● Task data:
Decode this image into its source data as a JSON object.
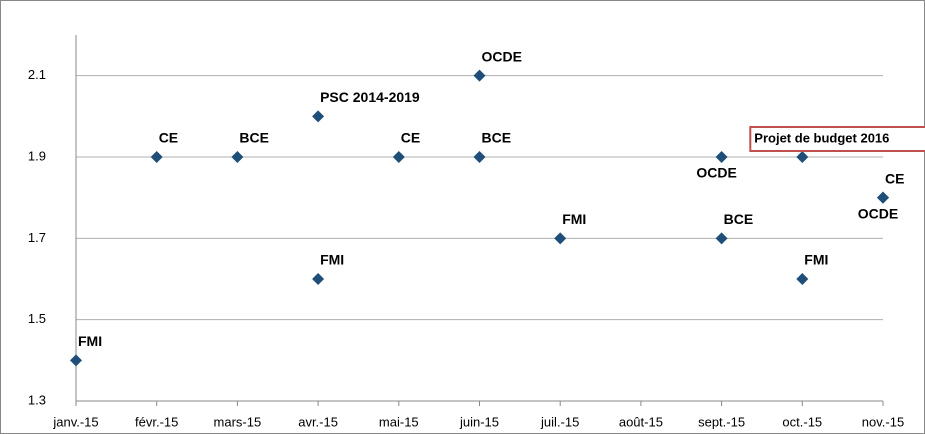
{
  "chart_data": {
    "type": "scatter",
    "categories": [
      "janv.-15",
      "févr.-15",
      "mars-15",
      "avr.-15",
      "mai-15",
      "juin-15",
      "juil.-15",
      "août-15",
      "sept.-15",
      "oct.-15",
      "nov.-15"
    ],
    "marker_color": "#1f4e79",
    "series": [
      {
        "name": "FMI",
        "color": "#8064a2",
        "values": [
          1.4,
          null,
          null,
          1.6,
          null,
          null,
          1.7,
          null,
          null,
          1.6,
          null
        ]
      },
      {
        "name": "CE",
        "color": "#77933c",
        "values": [
          null,
          1.9,
          null,
          null,
          1.9,
          null,
          null,
          null,
          null,
          null,
          1.8
        ]
      },
      {
        "name": "BCE",
        "color": "#31849b",
        "values": [
          null,
          null,
          1.9,
          null,
          null,
          1.9,
          null,
          null,
          1.7,
          null,
          null
        ]
      },
      {
        "name": "PSC 2014-2019",
        "color": "#c0504d",
        "values": [
          null,
          null,
          null,
          2.0,
          null,
          null,
          null,
          null,
          null,
          null,
          null
        ]
      },
      {
        "name": "OCDE",
        "color": "#f79646",
        "values": [
          null,
          null,
          null,
          null,
          null,
          2.1,
          null,
          null,
          1.9,
          null,
          1.8
        ]
      },
      {
        "name": "Projet de budget 2016",
        "color": "#c0504d",
        "boxed": true,
        "values": [
          null,
          null,
          null,
          null,
          null,
          null,
          null,
          null,
          null,
          1.9,
          null
        ]
      }
    ],
    "ylim": [
      1.3,
      2.2
    ],
    "yticks": [
      1.3,
      1.5,
      1.7,
      1.9,
      2.1
    ],
    "grid": true
  }
}
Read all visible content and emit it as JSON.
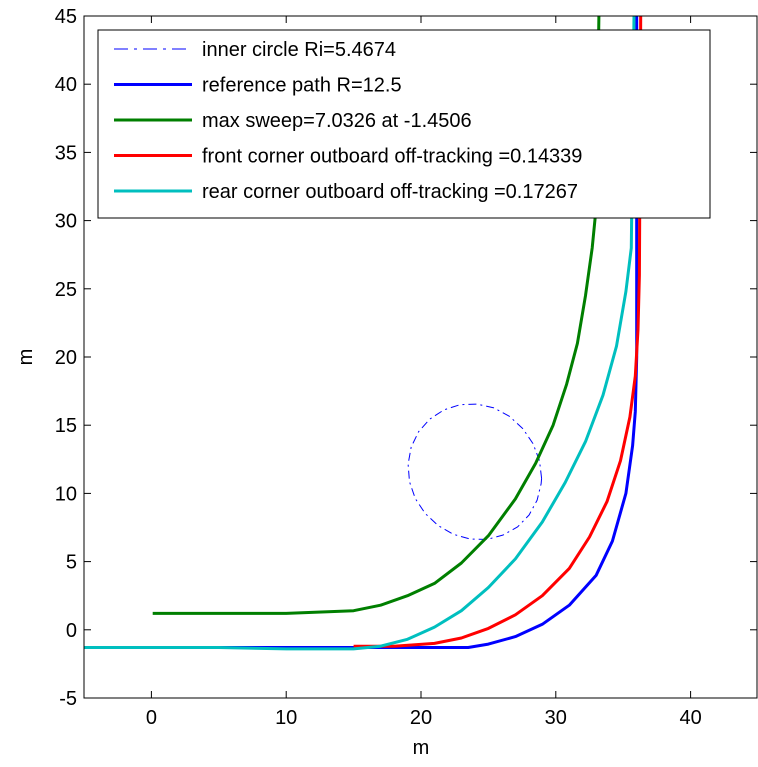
{
  "chart_data": {
    "type": "line",
    "title": "",
    "xlabel": "m",
    "ylabel": "m",
    "xlim": [
      -5,
      45
    ],
    "ylim": [
      -5,
      45
    ],
    "xticks": [
      0,
      10,
      20,
      30,
      40
    ],
    "yticks": [
      -5,
      0,
      5,
      10,
      15,
      20,
      25,
      30,
      35,
      40,
      45
    ],
    "grid": false,
    "legend_position": "top-left",
    "series": [
      {
        "name": "inner circle Ri=5.4674",
        "color": "#0000ff",
        "style": "dashdot",
        "x": [
          28.95,
          28.79,
          28.31,
          27.55,
          26.56,
          25.41,
          24.16,
          22.89,
          21.7,
          20.65,
          19.82,
          19.27,
          19.04,
          19.15,
          19.58,
          20.31,
          21.27,
          22.4,
          23.63,
          24.9,
          26.1,
          27.17,
          28.02,
          28.61,
          28.91,
          28.95
        ],
        "y": [
          11.1,
          12.4,
          13.65,
          14.75,
          15.65,
          16.27,
          16.55,
          16.5,
          16.12,
          15.45,
          14.52,
          13.4,
          12.15,
          10.85,
          9.62,
          8.53,
          7.65,
          7.0,
          6.66,
          6.63,
          6.95,
          7.55,
          8.42,
          9.5,
          10.7,
          11.1
        ]
      },
      {
        "name": "reference path R=12.5",
        "color": "#0000ff",
        "style": "solid",
        "x": [
          -5,
          10,
          20,
          23.5,
          25,
          27,
          29,
          31,
          33,
          34.2,
          35.2,
          35.7,
          35.9,
          36.0,
          36.0
        ],
        "y": [
          -1.3,
          -1.3,
          -1.3,
          -1.3,
          -1.05,
          -0.5,
          0.4,
          1.8,
          4.0,
          6.5,
          10.0,
          13.5,
          16.0,
          20.0,
          45
        ]
      },
      {
        "name": "max sweep=7.0326 at -1.4506",
        "color": "#007f00",
        "style": "solid",
        "x": [
          0.1,
          5,
          10,
          15,
          17,
          19,
          21,
          23,
          25,
          27,
          28.5,
          29.8,
          30.8,
          31.6,
          32.2,
          32.7,
          33.0,
          33.2
        ],
        "y": [
          1.2,
          1.2,
          1.2,
          1.4,
          1.8,
          2.5,
          3.4,
          4.9,
          6.9,
          9.6,
          12.2,
          15.0,
          18.0,
          21.0,
          24.5,
          28.0,
          31.0,
          45
        ]
      },
      {
        "name": "front corner outboard off-tracking =0.14339",
        "color": "#ff0000",
        "style": "solid",
        "x": [
          15,
          18,
          21,
          23,
          25,
          27,
          29,
          31,
          32.5,
          33.8,
          34.8,
          35.5,
          35.9,
          36.1,
          36.2,
          36.3
        ],
        "y": [
          -1.2,
          -1.2,
          -1.0,
          -0.6,
          0.1,
          1.1,
          2.5,
          4.5,
          6.8,
          9.4,
          12.4,
          15.6,
          18.6,
          22.0,
          26.0,
          45
        ]
      },
      {
        "name": "rear corner outboard off-tracking =0.17267",
        "color": "#00bfbf",
        "style": "solid",
        "x": [
          -5,
          5,
          10,
          15,
          17,
          19,
          21,
          23,
          25,
          27,
          29,
          30.7,
          32.2,
          33.5,
          34.5,
          35.2,
          35.6,
          35.8
        ],
        "y": [
          -1.3,
          -1.3,
          -1.4,
          -1.4,
          -1.2,
          -0.7,
          0.2,
          1.4,
          3.1,
          5.2,
          7.9,
          10.8,
          13.8,
          17.2,
          20.8,
          24.8,
          28.0,
          45
        ]
      }
    ]
  }
}
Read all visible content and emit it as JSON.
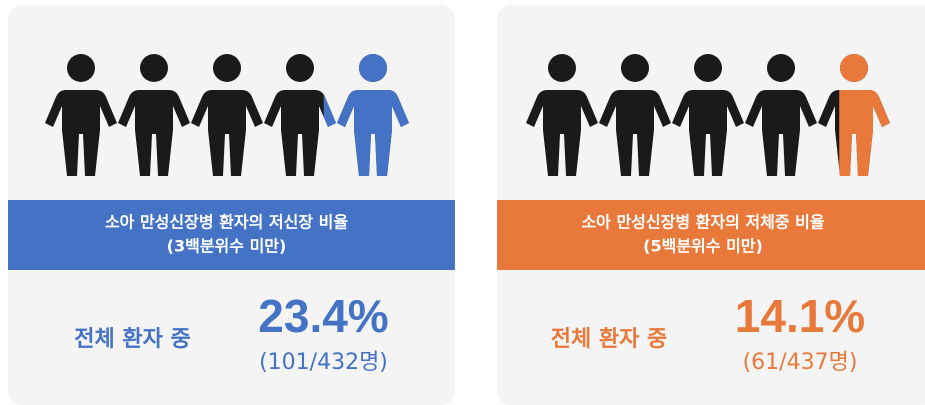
{
  "chart_data": [
    {
      "type": "pictogram",
      "title": "소아 만성신장병 환자의 저신장 비율",
      "subtitle": "(3백분위수 미만)",
      "label": "전체 환자 중",
      "values": [
        23.4
      ],
      "value_labels": [
        "23.4%"
      ],
      "note": "(101/432명)",
      "color": "#4472c4",
      "ylim": [
        0,
        100
      ]
    },
    {
      "type": "pictogram",
      "title": "소아 만성신장병 환자의 저체중 비율",
      "subtitle": "(5백분위수 미만)",
      "label": "전체 환자 중",
      "values": [
        14.1
      ],
      "value_labels": [
        "14.1%"
      ],
      "note": "(61/437명)",
      "color": "#e8793a",
      "ylim": [
        0,
        100
      ]
    }
  ]
}
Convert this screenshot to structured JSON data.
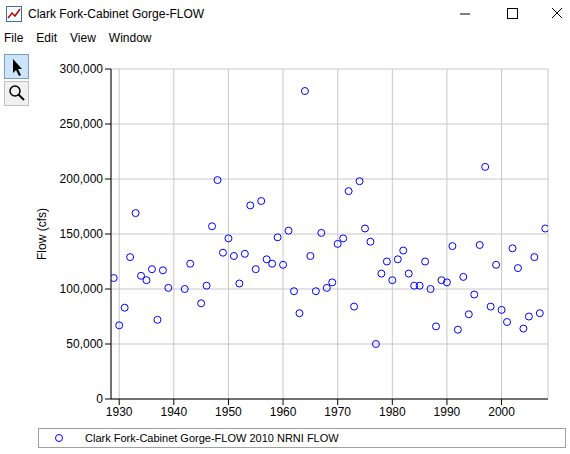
{
  "chart_data": {
    "type": "scatter",
    "title": "Clark Fork-Cabinet Gorge-FLOW",
    "y_label": "Flow (cfs)",
    "x": [
      1929,
      1930,
      1931,
      1932,
      1933,
      1934,
      1935,
      1936,
      1937,
      1938,
      1939,
      1942,
      1943,
      1945,
      1946,
      1947,
      1948,
      1949,
      1950,
      1951,
      1952,
      1953,
      1954,
      1955,
      1956,
      1957,
      1958,
      1959,
      1960,
      1961,
      1962,
      1963,
      1964,
      1965,
      1966,
      1967,
      1968,
      1969,
      1970,
      1971,
      1972,
      1973,
      1974,
      1975,
      1976,
      1977,
      1978,
      1979,
      1980,
      1981,
      1982,
      1983,
      1984,
      1985,
      1986,
      1987,
      1988,
      1989,
      1990,
      1991,
      1992,
      1993,
      1994,
      1995,
      1996,
      1997,
      1998,
      1999,
      2000,
      2001,
      2002,
      2003,
      2004,
      2005,
      2006,
      2007,
      2008
    ],
    "series": [
      {
        "name": "Clark Fork-Cabinet Gorge-FLOW 2010 NRNI FLOW",
        "color": "#0000ff",
        "marker": "open_circle",
        "values": [
          110000,
          67000,
          83000,
          129000,
          169000,
          112000,
          108000,
          118000,
          72000,
          117000,
          101000,
          100000,
          123000,
          87000,
          103000,
          157000,
          199000,
          133000,
          146000,
          130000,
          105000,
          132000,
          176000,
          118000,
          180000,
          127000,
          123000,
          147000,
          122000,
          153000,
          98000,
          78000,
          280000,
          130000,
          98000,
          151000,
          101000,
          106000,
          141000,
          146000,
          189000,
          84000,
          198000,
          155000,
          143000,
          50000,
          114000,
          125000,
          108000,
          127000,
          135000,
          114000,
          103000,
          103000,
          125000,
          100000,
          66000,
          108000,
          106000,
          139000,
          63000,
          111000,
          77000,
          95000,
          140000,
          211000,
          84000,
          122000,
          81000,
          70000,
          137000,
          119000,
          64000,
          75000,
          129000,
          78000,
          155000
        ]
      }
    ],
    "xlim": [
      1928.5,
      2008.5
    ],
    "xticks": [
      1930,
      1940,
      1950,
      1960,
      1970,
      1980,
      1990,
      2000
    ],
    "ylim": [
      0,
      300000
    ],
    "yticks": [
      0,
      {
        "value": 50000,
        "label": "50,000"
      },
      {
        "value": 100000,
        "label": "100,000"
      },
      {
        "value": 150000,
        "label": "150,000"
      },
      {
        "value": 200000,
        "label": "200,000"
      },
      {
        "value": 250000,
        "label": "250,000"
      },
      {
        "value": 300000,
        "label": "300,000"
      }
    ],
    "grid": true,
    "legend": "bottom"
  },
  "window": {
    "menu": [
      "File",
      "Edit",
      "View",
      "Window"
    ]
  }
}
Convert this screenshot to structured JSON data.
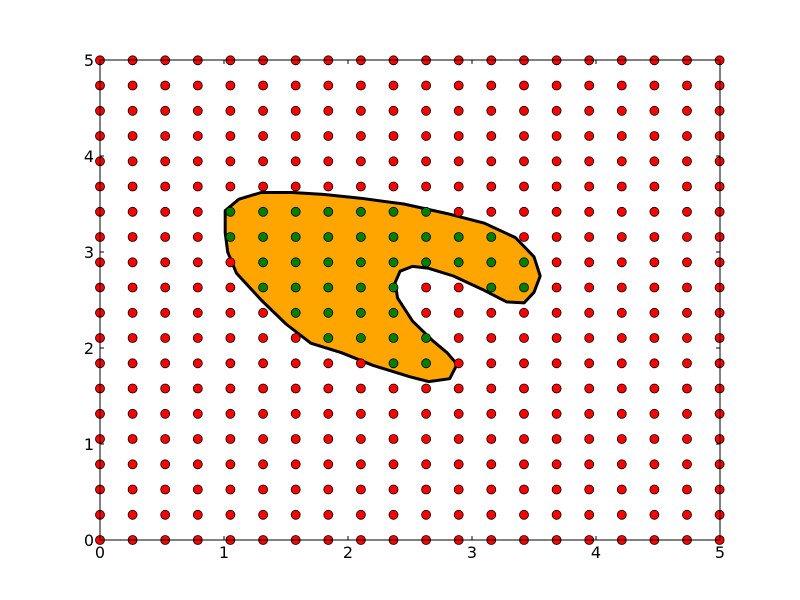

● Stated problem:
Scan the material above for the word "name". Copy each line where it occurs.

● Solution to this problem:
        "name": "FMI",
        "name": "CE",
        "name": "BCE",
        "name": "PSC 2014-2019",
        "name": "OCDE",
        "name": "Projet de budget 2016",
        "name": "inner circle Ri=5.4674",
        "name": "reference path R=12.5",
        "name": "max sweep=7.0326 at -1.4506",
        "name": "front corner outboard off-tracking =0.14339",
        "name": "rear corner outboard off-tracking =0.17267",
        "name": "Clark Fork-Cabinet Gorge-FLOW 2010 NRNI FLOW",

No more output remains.